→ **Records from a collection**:
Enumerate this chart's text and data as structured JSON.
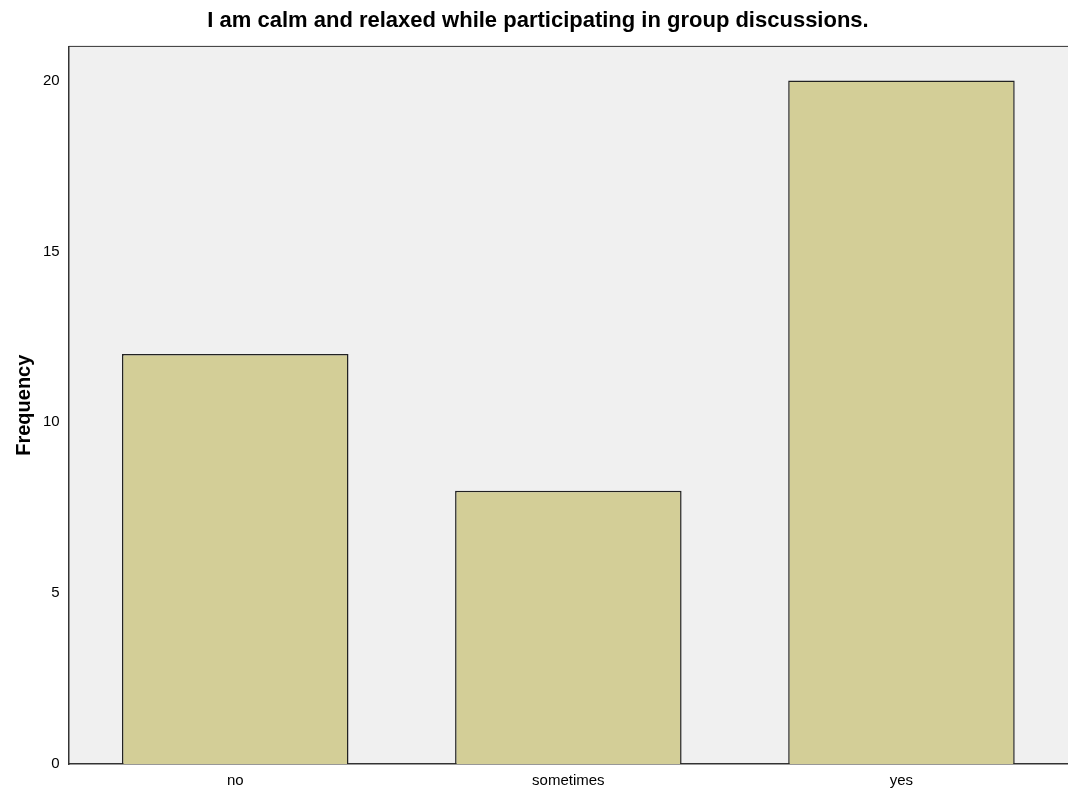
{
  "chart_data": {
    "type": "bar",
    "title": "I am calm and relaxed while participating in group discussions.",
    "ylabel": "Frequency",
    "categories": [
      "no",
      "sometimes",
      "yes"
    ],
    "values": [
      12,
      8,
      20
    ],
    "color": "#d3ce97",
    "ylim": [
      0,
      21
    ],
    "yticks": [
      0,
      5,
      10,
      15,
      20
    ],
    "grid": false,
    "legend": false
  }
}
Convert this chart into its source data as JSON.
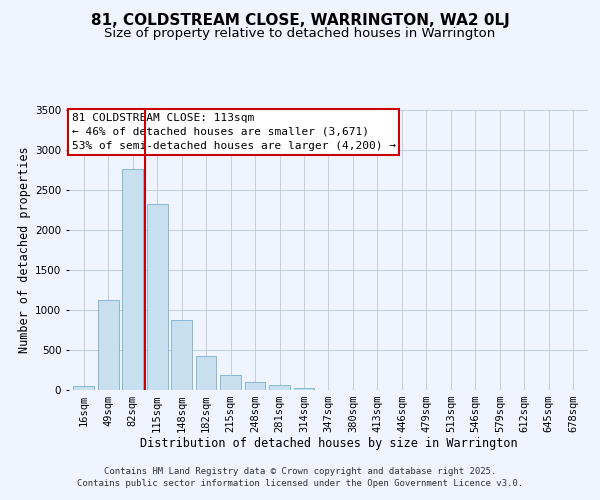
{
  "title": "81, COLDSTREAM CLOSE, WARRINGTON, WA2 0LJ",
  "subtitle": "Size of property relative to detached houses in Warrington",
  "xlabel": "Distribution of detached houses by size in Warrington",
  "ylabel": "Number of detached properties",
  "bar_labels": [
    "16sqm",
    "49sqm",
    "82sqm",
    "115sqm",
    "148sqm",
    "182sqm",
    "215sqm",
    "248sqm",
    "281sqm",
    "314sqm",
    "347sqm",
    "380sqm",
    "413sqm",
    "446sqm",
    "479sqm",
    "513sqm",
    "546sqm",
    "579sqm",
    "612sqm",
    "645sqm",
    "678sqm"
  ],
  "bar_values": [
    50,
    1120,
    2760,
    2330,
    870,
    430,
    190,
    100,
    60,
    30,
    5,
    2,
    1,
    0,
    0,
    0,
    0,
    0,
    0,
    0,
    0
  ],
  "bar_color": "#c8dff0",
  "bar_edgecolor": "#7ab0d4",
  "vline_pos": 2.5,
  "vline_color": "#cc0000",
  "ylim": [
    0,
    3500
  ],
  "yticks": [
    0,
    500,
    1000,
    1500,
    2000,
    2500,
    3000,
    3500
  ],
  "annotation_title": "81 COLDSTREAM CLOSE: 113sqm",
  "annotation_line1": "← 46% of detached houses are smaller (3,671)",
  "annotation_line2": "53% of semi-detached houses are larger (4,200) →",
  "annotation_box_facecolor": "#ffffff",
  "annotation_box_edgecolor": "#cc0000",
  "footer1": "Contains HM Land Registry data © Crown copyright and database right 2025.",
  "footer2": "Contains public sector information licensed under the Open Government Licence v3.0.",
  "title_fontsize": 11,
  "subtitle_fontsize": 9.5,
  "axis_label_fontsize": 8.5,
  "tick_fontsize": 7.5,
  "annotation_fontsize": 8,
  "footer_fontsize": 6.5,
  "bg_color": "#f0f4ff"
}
---
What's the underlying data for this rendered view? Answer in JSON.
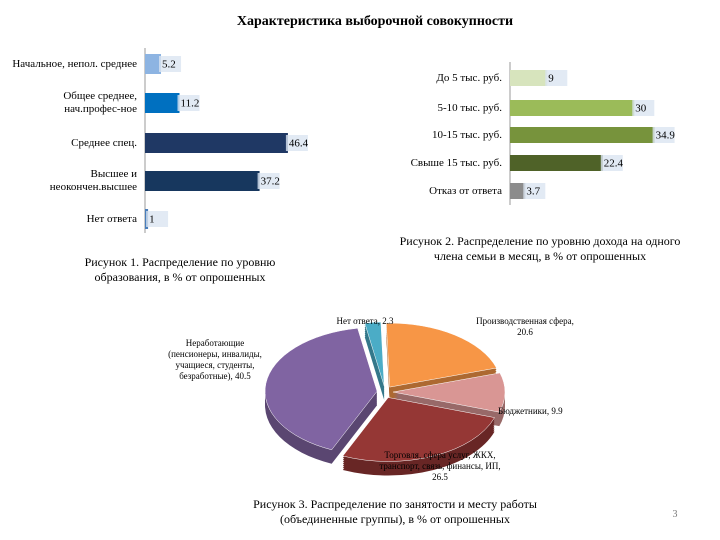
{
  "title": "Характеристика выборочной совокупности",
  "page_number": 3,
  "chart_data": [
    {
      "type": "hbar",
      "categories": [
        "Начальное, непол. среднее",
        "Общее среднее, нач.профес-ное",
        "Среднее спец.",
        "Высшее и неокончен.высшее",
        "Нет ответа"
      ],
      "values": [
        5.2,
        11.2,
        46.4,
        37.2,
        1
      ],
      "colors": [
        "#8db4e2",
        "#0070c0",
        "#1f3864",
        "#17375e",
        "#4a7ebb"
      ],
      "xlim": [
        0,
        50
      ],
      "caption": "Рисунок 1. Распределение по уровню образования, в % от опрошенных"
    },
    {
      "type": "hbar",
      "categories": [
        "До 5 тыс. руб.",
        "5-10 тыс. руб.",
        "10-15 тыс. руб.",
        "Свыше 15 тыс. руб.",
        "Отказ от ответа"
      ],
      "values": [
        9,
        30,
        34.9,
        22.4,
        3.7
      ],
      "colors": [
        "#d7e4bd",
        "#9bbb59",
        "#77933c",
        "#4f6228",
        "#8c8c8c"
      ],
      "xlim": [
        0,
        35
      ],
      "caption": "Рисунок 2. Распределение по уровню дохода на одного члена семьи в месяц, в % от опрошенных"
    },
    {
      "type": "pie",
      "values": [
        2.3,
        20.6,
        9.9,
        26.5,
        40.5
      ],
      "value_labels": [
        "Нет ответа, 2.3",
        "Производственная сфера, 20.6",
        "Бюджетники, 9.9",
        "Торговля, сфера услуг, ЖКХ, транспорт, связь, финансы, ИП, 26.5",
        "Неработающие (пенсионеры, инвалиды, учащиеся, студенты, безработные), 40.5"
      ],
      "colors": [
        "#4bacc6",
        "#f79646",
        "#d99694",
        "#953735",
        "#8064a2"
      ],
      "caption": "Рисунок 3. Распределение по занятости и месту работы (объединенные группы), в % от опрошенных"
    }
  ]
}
* * *
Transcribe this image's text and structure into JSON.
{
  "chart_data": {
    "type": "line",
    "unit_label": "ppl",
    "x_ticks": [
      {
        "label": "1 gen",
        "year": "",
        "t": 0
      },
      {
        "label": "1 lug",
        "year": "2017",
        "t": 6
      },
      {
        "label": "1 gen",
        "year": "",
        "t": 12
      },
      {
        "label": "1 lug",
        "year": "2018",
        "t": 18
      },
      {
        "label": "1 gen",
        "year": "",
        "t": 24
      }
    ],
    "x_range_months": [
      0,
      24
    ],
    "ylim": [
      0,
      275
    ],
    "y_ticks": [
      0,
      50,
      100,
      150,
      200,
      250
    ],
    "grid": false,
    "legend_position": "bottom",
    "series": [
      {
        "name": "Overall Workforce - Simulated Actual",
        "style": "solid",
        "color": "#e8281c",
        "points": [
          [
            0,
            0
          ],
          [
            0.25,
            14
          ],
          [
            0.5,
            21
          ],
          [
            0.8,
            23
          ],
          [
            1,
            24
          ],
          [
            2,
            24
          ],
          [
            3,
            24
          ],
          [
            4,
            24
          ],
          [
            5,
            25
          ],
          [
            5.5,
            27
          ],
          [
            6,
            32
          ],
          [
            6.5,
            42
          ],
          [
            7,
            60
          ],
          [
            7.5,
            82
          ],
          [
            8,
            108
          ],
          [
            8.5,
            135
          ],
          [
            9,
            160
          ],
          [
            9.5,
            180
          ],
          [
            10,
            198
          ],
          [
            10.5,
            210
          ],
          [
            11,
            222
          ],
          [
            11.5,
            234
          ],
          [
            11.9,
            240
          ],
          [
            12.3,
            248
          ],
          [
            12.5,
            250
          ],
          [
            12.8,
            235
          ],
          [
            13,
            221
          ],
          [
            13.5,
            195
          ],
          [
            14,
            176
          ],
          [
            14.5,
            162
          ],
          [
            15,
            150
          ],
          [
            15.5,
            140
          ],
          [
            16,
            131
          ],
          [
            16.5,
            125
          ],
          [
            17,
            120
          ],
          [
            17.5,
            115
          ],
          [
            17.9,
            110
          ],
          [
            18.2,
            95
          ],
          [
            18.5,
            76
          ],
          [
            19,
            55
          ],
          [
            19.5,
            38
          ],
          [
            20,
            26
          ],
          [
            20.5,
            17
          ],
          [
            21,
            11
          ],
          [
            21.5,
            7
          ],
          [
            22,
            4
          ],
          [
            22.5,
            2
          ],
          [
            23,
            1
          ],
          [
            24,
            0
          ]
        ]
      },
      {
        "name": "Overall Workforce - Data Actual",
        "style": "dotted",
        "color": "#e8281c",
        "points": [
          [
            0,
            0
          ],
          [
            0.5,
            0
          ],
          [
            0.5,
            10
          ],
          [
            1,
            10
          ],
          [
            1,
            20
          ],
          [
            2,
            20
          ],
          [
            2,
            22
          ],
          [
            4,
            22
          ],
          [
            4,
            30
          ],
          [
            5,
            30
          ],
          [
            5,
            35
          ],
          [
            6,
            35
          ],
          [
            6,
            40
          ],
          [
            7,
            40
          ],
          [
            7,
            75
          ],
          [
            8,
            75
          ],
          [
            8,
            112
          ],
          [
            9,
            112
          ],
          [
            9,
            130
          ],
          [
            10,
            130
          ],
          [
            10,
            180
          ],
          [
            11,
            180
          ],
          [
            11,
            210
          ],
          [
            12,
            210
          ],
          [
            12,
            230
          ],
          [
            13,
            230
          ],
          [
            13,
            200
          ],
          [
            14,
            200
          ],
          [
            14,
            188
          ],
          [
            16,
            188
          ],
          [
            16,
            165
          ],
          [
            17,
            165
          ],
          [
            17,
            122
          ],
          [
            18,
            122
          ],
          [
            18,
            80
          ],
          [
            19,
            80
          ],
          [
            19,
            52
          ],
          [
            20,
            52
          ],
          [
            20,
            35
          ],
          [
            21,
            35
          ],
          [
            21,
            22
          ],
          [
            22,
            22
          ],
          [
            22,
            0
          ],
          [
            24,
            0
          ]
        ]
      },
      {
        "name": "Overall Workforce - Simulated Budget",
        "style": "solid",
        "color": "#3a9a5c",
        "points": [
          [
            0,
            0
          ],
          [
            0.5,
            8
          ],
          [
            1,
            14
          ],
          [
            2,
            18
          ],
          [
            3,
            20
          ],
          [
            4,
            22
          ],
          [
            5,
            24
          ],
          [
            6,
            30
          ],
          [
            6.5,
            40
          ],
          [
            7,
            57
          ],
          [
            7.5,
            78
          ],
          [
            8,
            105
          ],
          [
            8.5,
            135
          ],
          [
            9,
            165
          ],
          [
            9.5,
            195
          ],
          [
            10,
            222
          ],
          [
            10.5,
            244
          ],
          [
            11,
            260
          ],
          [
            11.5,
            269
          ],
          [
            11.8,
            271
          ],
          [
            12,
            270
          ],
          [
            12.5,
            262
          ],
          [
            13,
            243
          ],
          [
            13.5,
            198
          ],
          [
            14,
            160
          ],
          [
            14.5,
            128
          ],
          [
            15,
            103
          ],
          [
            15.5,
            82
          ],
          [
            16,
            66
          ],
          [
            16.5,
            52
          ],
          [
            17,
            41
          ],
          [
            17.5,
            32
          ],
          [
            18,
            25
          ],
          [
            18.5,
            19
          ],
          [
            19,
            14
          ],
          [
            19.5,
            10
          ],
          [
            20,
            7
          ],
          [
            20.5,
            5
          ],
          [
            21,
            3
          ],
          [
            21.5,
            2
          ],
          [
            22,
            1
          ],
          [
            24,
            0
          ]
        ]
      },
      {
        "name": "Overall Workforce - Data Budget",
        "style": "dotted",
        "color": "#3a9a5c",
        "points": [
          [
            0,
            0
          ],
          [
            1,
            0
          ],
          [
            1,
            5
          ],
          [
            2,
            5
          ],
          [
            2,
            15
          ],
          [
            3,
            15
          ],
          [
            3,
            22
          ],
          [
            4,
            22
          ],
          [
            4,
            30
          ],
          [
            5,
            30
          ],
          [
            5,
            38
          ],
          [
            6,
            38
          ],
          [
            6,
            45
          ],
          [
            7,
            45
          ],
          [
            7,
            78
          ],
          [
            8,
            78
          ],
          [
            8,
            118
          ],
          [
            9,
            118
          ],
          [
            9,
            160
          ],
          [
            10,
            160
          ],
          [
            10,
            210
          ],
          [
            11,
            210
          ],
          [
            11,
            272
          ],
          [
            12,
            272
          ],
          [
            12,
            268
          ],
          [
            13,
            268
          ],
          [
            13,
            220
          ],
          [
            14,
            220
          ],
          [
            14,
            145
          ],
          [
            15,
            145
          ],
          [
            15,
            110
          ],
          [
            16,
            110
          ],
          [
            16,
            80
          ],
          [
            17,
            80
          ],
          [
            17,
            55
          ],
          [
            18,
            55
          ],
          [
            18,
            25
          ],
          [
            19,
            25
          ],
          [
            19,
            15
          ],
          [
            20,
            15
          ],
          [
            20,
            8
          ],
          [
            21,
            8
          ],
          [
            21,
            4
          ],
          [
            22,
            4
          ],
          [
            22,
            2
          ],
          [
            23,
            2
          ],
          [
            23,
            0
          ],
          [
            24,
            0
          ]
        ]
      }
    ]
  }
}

→ **What to produce**:
Look over the listing above. Pick out and copy every line that includes "Contains".

→ **Solution to the problem**:
  "footer1": "Contains HM Land Registry data © Crown copyright and database right 2025.",
  "footer2": "Contains public sector information licensed under the Open Government Licence v3.0.",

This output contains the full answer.